[Records from a dataset]

-- -- --

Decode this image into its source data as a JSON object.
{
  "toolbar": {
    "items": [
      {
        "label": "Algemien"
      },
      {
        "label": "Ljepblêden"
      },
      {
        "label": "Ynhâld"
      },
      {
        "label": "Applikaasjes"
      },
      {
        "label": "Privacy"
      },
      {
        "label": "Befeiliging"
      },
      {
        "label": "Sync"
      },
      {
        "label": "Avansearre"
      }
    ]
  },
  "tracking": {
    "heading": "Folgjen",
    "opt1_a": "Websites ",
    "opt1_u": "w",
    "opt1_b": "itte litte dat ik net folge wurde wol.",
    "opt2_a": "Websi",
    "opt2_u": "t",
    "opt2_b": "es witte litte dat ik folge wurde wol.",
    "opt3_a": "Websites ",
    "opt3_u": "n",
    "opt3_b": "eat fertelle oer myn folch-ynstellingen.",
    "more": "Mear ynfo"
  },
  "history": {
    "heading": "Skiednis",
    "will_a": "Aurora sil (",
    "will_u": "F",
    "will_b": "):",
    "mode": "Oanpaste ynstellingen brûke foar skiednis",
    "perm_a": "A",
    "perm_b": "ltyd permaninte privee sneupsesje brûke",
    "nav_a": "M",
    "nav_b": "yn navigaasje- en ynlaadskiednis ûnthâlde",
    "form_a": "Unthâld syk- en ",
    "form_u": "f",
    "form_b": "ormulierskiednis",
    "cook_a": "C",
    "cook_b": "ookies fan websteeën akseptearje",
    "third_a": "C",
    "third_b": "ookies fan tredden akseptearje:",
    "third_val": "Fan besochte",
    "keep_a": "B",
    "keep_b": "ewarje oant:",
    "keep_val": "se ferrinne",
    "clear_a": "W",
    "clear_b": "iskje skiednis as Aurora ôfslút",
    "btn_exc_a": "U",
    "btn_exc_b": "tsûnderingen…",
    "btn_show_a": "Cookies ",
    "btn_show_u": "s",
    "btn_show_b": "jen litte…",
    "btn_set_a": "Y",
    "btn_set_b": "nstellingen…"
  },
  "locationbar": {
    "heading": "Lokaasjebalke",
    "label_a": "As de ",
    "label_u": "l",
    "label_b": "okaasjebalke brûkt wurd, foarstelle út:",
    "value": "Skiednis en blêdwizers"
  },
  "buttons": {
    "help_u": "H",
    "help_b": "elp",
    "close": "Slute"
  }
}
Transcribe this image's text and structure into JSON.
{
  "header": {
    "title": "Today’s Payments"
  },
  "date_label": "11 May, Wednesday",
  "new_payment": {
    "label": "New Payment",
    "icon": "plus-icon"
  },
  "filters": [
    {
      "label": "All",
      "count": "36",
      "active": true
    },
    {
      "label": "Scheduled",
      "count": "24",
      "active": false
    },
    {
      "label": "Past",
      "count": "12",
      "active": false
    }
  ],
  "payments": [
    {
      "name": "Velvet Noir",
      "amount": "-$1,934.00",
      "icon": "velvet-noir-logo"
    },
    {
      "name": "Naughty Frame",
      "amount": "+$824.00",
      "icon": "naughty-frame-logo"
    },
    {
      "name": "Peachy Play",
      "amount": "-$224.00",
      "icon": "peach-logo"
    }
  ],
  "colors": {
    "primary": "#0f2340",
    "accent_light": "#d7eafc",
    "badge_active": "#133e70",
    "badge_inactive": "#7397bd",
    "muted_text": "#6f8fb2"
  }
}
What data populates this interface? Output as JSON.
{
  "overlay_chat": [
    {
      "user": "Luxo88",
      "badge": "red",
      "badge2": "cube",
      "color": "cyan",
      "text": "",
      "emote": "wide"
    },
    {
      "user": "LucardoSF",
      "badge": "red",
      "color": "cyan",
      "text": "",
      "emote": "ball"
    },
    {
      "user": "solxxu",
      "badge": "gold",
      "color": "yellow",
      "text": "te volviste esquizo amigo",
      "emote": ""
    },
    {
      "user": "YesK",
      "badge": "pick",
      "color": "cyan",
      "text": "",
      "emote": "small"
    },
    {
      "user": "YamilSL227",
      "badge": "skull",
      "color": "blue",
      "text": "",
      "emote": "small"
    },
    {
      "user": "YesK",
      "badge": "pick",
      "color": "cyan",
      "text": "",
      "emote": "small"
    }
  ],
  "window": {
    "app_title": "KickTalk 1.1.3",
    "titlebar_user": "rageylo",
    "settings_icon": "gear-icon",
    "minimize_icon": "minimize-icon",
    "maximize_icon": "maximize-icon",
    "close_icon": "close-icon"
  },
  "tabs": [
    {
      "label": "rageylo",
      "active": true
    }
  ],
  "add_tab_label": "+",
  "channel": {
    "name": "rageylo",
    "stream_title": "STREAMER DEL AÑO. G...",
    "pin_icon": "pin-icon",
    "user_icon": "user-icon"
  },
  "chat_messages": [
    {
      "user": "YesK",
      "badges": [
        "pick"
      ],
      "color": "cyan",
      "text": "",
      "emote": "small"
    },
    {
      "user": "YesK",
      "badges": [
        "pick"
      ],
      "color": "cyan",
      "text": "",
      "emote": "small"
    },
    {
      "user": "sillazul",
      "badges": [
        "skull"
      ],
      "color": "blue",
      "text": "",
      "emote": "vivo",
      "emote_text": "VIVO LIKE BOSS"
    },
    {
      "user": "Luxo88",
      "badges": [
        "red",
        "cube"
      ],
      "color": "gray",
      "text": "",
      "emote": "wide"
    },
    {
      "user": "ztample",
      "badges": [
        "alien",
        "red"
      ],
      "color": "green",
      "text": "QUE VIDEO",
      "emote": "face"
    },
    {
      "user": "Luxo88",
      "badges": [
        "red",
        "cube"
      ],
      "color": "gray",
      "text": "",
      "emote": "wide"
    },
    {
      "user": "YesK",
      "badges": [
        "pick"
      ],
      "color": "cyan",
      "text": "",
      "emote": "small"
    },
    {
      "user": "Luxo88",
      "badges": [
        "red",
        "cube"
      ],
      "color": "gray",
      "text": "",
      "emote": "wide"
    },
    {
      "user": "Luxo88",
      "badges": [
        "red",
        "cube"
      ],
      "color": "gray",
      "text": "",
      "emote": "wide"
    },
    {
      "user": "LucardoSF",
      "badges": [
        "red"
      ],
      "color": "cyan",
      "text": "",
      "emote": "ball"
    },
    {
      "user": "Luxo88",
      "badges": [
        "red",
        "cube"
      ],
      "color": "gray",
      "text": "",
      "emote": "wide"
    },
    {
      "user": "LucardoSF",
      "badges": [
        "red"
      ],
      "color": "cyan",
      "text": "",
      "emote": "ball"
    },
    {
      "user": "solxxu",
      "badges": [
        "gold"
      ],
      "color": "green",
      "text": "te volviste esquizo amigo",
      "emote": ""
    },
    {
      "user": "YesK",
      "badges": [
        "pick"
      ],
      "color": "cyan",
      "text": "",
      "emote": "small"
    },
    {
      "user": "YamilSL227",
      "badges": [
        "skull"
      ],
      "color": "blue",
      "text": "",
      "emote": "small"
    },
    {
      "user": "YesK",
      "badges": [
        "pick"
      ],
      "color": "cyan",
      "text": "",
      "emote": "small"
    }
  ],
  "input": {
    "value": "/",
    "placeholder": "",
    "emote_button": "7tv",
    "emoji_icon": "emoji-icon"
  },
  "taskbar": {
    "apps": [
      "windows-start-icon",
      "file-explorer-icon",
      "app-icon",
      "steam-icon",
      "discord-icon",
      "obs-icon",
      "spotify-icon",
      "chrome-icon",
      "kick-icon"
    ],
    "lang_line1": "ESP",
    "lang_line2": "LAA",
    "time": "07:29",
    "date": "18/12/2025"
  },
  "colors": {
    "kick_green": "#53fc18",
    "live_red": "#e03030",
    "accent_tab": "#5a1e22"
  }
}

-- -- --

:: Objective ::
Output the lines above verbatim and in full.

:: Exercise result ::
Decode this image into its source data as a JSON object.
{
  "toolbar": {
    "items": [
      {
        "label": "Algemien"
      },
      {
        "label": "Ljepblêden"
      },
      {
        "label": "Ynhâld"
      },
      {
        "label": "Applikaasjes"
      },
      {
        "label": "Privacy"
      },
      {
        "label": "Befeiliging"
      },
      {
        "label": "Sync"
      },
      {
        "label": "Avansearre"
      }
    ]
  },
  "tracking": {
    "heading": "Folgjen",
    "opt1_a": "Websites ",
    "opt1_u": "w",
    "opt1_b": "itte litte dat ik net folge wurde wol.",
    "opt2_a": "Websi",
    "opt2_u": "t",
    "opt2_b": "es witte litte dat ik folge wurde wol.",
    "opt3_a": "Websites ",
    "opt3_u": "n",
    "opt3_b": "eat fertelle oer myn folch-ynstellingen.",
    "more": "Mear ynfo"
  },
  "history": {
    "heading": "Skiednis",
    "will_a": "Aurora sil (",
    "will_u": "F",
    "will_b": "):",
    "mode": "Oanpaste ynstellingen brûke foar skiednis",
    "perm_a": "A",
    "perm_b": "ltyd permaninte privee sneupsesje brûke",
    "nav_a": "M",
    "nav_b": "yn navigaasje- en ynlaadskiednis ûnthâlde",
    "form_a": "Unthâld syk- en ",
    "form_u": "f",
    "form_b": "ormulierskiednis",
    "cook_a": "C",
    "cook_b": "ookies fan websteeën akseptearje",
    "third_a": "C",
    "third_b": "ookies fan tredden akseptearje:",
    "third_val": "Fan besochte",
    "keep_a": "B",
    "keep_b": "ewarje oant:",
    "keep_val": "se ferrinne",
    "clear_a": "W",
    "clear_b": "iskje skiednis as Aurora ôfslút",
    "btn_exc_a": "U",
    "btn_exc_b": "tsûnderingen…",
    "btn_show_a": "Cookies ",
    "btn_show_u": "s",
    "btn_show_b": "jen litte…",
    "btn_set_a": "Y",
    "btn_set_b": "nstellingen…"
  },
  "locationbar": {
    "heading": "Lokaasjebalke",
    "label_a": "As de ",
    "label_u": "l",
    "label_b": "okaasjebalke brûkt wurd, foarstelle út:",
    "value": "Skiednis en blêdwizers"
  },
  "buttons": {
    "help_u": "H",
    "help_b": "elp",
    "close": "Slute"
  }
}
Transcribe this image's text and structure into JSON.
{
  "header": {
    "title": "Today’s Payments"
  },
  "date_label": "11 May, Wednesday",
  "new_payment": {
    "label": "New Payment",
    "icon": "plus-icon"
  },
  "filters": [
    {
      "label": "All",
      "count": "36",
      "active": true
    },
    {
      "label": "Scheduled",
      "count": "24",
      "active": false
    },
    {
      "label": "Past",
      "count": "12",
      "active": false
    }
  ],
  "payments": [
    {
      "name": "Velvet Noir",
      "amount": "-$1,934.00",
      "icon": "velvet-noir-logo"
    },
    {
      "name": "Naughty Frame",
      "amount": "+$824.00",
      "icon": "naughty-frame-logo"
    },
    {
      "name": "Peachy Play",
      "amount": "-$224.00",
      "icon": "peach-logo"
    }
  ],
  "colors": {
    "primary": "#0f2340",
    "accent_light": "#d7eafc",
    "badge_active": "#133e70",
    "badge_inactive": "#7397bd",
    "muted_text": "#6f8fb2"
  }
}
What data populates this interface? Output as JSON.
{
  "overlay_chat": [
    {
      "user": "Luxo88",
      "badge": "red",
      "badge2": "cube",
      "color": "cyan",
      "text": "",
      "emote": "wide"
    },
    {
      "user": "LucardoSF",
      "badge": "red",
      "color": "cyan",
      "text": "",
      "emote": "ball"
    },
    {
      "user": "solxxu",
      "badge": "gold",
      "color": "yellow",
      "text": "te volviste esquizo amigo",
      "emote": ""
    },
    {
      "user": "YesK",
      "badge": "pick",
      "color": "cyan",
      "text": "",
      "emote": "small"
    },
    {
      "user": "YamilSL227",
      "badge": "skull",
      "color": "blue",
      "text": "",
      "emote": "small"
    },
    {
      "user": "YesK",
      "badge": "pick",
      "color": "cyan",
      "text": "",
      "emote": "small"
    }
  ],
  "window": {
    "app_title": "KickTalk 1.1.3",
    "titlebar_user": "rageylo",
    "settings_icon": "gear-icon",
    "minimize_icon": "minimize-icon",
    "maximize_icon": "maximize-icon",
    "close_icon": "close-icon"
  },
  "tabs": [
    {
      "label": "rageylo",
      "active": true
    }
  ],
  "add_tab_label": "+",
  "channel": {
    "name": "rageylo",
    "stream_title": "STREAMER DEL AÑO. G...",
    "pin_icon": "pin-icon",
    "user_icon": "user-icon"
  },
  "chat_messages": [
    {
      "user": "YesK",
      "badges": [
        "pick"
      ],
      "color": "cyan",
      "text": "",
      "emote": "small"
    },
    {
      "user": "YesK",
      "badges": [
        "pick"
      ],
      "color": "cyan",
      "text": "",
      "emote": "small"
    },
    {
      "user": "sillazul",
      "badges": [
        "skull"
      ],
      "color": "blue",
      "text": "",
      "emote": "vivo",
      "emote_text": "VIVO LIKE BOSS"
    },
    {
      "user": "Luxo88",
      "badges": [
        "red",
        "cube"
      ],
      "color": "gray",
      "text": "",
      "emote": "wide"
    },
    {
      "user": "ztample",
      "badges": [
        "alien",
        "red"
      ],
      "color": "green",
      "text": "QUE VIDEO",
      "emote": "face"
    },
    {
      "user": "Luxo88",
      "badges": [
        "red",
        "cube"
      ],
      "color": "gray",
      "text": "",
      "emote": "wide"
    },
    {
      "user": "YesK",
      "badges": [
        "pick"
      ],
      "color": "cyan",
      "text": "",
      "emote": "small"
    },
    {
      "user": "Luxo88",
      "badges": [
        "red",
        "cube"
      ],
      "color": "gray",
      "text": "",
      "emote": "wide"
    },
    {
      "user": "Luxo88",
      "badges": [
        "red",
        "cube"
      ],
      "color": "gray",
      "text": "",
      "emote": "wide"
    },
    {
      "user": "LucardoSF",
      "badges": [
        "red"
      ],
      "color": "cyan",
      "text": "",
      "emote": "ball"
    },
    {
      "user": "Luxo88",
      "badges": [
        "red",
        "cube"
      ],
      "color": "gray",
      "text": "",
      "emote": "wide"
    },
    {
      "user": "LucardoSF",
      "badges": [
        "red"
      ],
      "color": "cyan",
      "text": "",
      "emote": "ball"
    },
    {
      "user": "solxxu",
      "badges": [
        "gold"
      ],
      "color": "green",
      "text": "te volviste esquizo amigo",
      "emote": ""
    },
    {
      "user": "YesK",
      "badges": [
        "pick"
      ],
      "color": "cyan",
      "text": "",
      "emote": "small"
    },
    {
      "user": "YamilSL227",
      "badges": [
        "skull"
      ],
      "color": "blue",
      "text": "",
      "emote": "small"
    },
    {
      "user": "YesK",
      "badges": [
        "pick"
      ],
      "color": "cyan",
      "text": "",
      "emote": "small"
    }
  ],
  "input": {
    "value": "/",
    "placeholder": "",
    "emote_button": "7tv",
    "emoji_icon": "emoji-icon"
  },
  "taskbar": {
    "apps": [
      "windows-start-icon",
      "file-explorer-icon",
      "app-icon",
      "steam-icon",
      "discord-icon",
      "obs-icon",
      "spotify-icon",
      "chrome-icon",
      "kick-icon"
    ],
    "lang_line1": "ESP",
    "lang_line2": "LAA",
    "time": "07:29",
    "date": "18/12/2025"
  },
  "colors": {
    "kick_green": "#53fc18",
    "live_red": "#e03030",
    "accent_tab": "#5a1e22"
  }
}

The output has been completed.